### Aim of the task
Leave out the pictures; transcribe all else exactly.

### Input data
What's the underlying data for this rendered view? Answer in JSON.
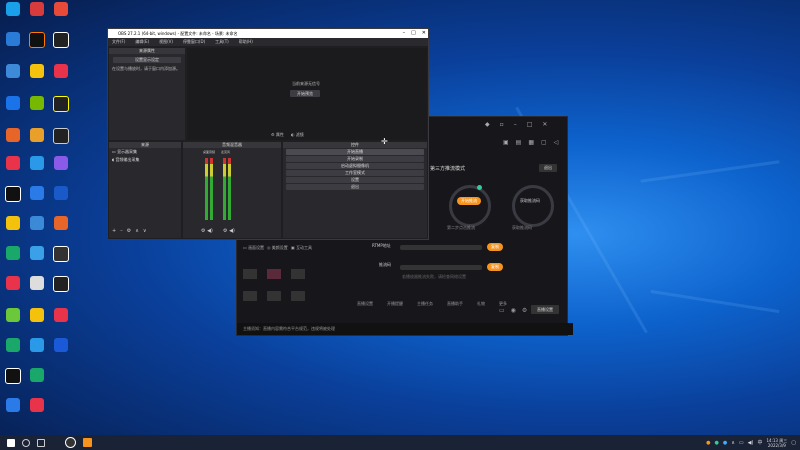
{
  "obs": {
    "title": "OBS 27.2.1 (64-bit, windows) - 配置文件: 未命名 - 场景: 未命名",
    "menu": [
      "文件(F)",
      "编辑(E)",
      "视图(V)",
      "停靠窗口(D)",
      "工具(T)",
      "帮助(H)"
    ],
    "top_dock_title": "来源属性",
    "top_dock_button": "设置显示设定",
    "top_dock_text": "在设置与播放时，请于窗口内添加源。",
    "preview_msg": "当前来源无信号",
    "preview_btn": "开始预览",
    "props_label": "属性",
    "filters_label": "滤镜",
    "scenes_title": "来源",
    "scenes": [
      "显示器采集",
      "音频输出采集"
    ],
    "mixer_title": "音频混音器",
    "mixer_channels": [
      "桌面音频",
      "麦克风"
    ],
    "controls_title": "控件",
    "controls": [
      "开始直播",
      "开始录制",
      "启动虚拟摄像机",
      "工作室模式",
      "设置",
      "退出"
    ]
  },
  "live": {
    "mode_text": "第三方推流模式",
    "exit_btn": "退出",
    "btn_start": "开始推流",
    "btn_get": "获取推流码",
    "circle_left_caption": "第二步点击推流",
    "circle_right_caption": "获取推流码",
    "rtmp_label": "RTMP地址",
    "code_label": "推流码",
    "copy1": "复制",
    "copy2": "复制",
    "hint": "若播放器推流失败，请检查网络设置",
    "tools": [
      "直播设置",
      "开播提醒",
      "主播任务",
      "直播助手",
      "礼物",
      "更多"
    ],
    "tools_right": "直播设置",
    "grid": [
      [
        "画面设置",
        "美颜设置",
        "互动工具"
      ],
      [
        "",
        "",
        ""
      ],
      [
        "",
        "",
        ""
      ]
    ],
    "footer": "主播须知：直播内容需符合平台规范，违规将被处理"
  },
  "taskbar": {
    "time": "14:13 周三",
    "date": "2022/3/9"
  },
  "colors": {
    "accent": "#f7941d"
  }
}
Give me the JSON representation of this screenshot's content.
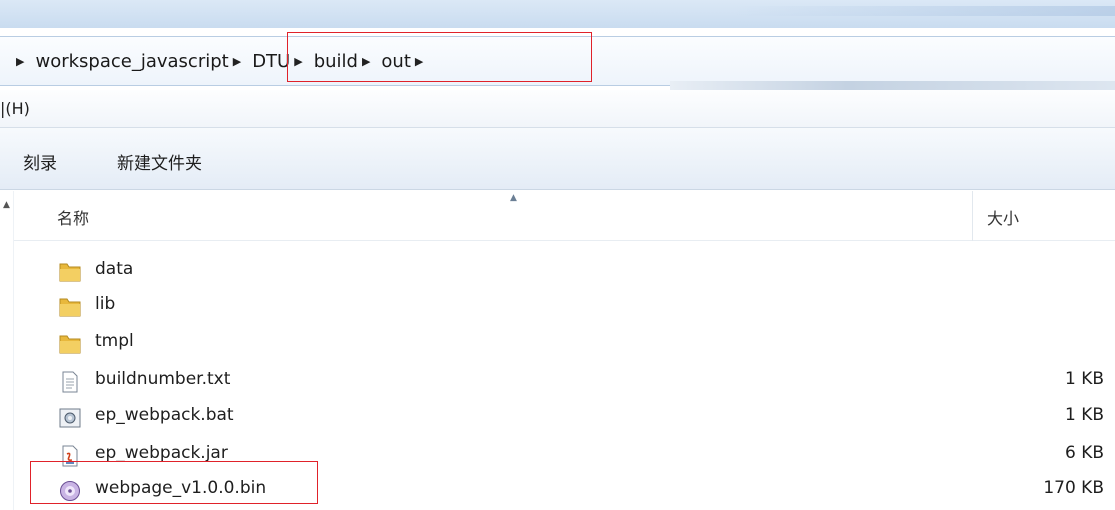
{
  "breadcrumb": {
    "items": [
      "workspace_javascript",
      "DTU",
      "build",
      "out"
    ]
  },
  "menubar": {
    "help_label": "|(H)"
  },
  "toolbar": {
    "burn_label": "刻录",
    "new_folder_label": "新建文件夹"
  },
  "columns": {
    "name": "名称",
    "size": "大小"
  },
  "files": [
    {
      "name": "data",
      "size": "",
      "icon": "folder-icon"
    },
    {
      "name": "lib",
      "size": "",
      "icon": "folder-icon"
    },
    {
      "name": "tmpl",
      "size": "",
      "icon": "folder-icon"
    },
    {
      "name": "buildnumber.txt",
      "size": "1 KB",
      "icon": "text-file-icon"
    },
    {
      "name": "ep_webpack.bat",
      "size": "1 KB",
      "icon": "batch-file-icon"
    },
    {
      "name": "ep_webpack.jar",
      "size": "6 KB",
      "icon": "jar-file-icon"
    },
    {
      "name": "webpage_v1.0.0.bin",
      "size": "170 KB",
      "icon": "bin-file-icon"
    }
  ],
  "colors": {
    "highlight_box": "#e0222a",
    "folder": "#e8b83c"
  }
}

### Full answer
What's the underlying data for this rendered view? Answer in JSON.
{
  "obs": {
    "title": "OBS 27.2.1 (64-bit, windows) - 配置文件: 未命名 - 场景: 未命名",
    "menu": [
      "文件(F)",
      "编辑(E)",
      "视图(V)",
      "停靠窗口(D)",
      "工具(T)",
      "帮助(H)"
    ],
    "top_dock_title": "来源属性",
    "top_dock_button": "设置显示设定",
    "top_dock_text": "在设置与播放时，请于窗口内添加源。",
    "preview_msg": "当前来源无信号",
    "preview_btn": "开始预览",
    "props_label": "属性",
    "filters_label": "滤镜",
    "scenes_title": "来源",
    "scenes": [
      "显示器采集",
      "音频输出采集"
    ],
    "mixer_title": "音频混音器",
    "mixer_channels": [
      "桌面音频",
      "麦克风"
    ],
    "controls_title": "控件",
    "controls": [
      "开始直播",
      "开始录制",
      "启动虚拟摄像机",
      "工作室模式",
      "设置",
      "退出"
    ]
  },
  "live": {
    "mode_text": "第三方推流模式",
    "exit_btn": "退出",
    "btn_start": "开始推流",
    "btn_get": "获取推流码",
    "circle_left_caption": "第二步点击推流",
    "circle_right_caption": "获取推流码",
    "rtmp_label": "RTMP地址",
    "code_label": "推流码",
    "copy1": "复制",
    "copy2": "复制",
    "hint": "若播放器推流失败，请检查网络设置",
    "tools": [
      "直播设置",
      "开播提醒",
      "主播任务",
      "直播助手",
      "礼物",
      "更多"
    ],
    "tools_right": "直播设置",
    "grid": [
      [
        "画面设置",
        "美颜设置",
        "互动工具"
      ],
      [
        "",
        "",
        ""
      ],
      [
        "",
        "",
        ""
      ]
    ],
    "footer": "主播须知：直播内容需符合平台规范，违规将被处理"
  },
  "taskbar": {
    "time": "14:13 周三",
    "date": "2022/3/9"
  },
  "colors": {
    "accent": "#f7941d"
  }
}
Give me the JSON representation of this screenshot's content.
{
  "breadcrumb": {
    "items": [
      "workspace_javascript",
      "DTU",
      "build",
      "out"
    ]
  },
  "menubar": {
    "help_label": "|(H)"
  },
  "toolbar": {
    "burn_label": "刻录",
    "new_folder_label": "新建文件夹"
  },
  "columns": {
    "name": "名称",
    "size": "大小"
  },
  "files": [
    {
      "name": "data",
      "size": "",
      "icon": "folder-icon"
    },
    {
      "name": "lib",
      "size": "",
      "icon": "folder-icon"
    },
    {
      "name": "tmpl",
      "size": "",
      "icon": "folder-icon"
    },
    {
      "name": "buildnumber.txt",
      "size": "1 KB",
      "icon": "text-file-icon"
    },
    {
      "name": "ep_webpack.bat",
      "size": "1 KB",
      "icon": "batch-file-icon"
    },
    {
      "name": "ep_webpack.jar",
      "size": "6 KB",
      "icon": "jar-file-icon"
    },
    {
      "name": "webpage_v1.0.0.bin",
      "size": "170 KB",
      "icon": "bin-file-icon"
    }
  ],
  "colors": {
    "highlight_box": "#e0222a",
    "folder": "#e8b83c"
  }
}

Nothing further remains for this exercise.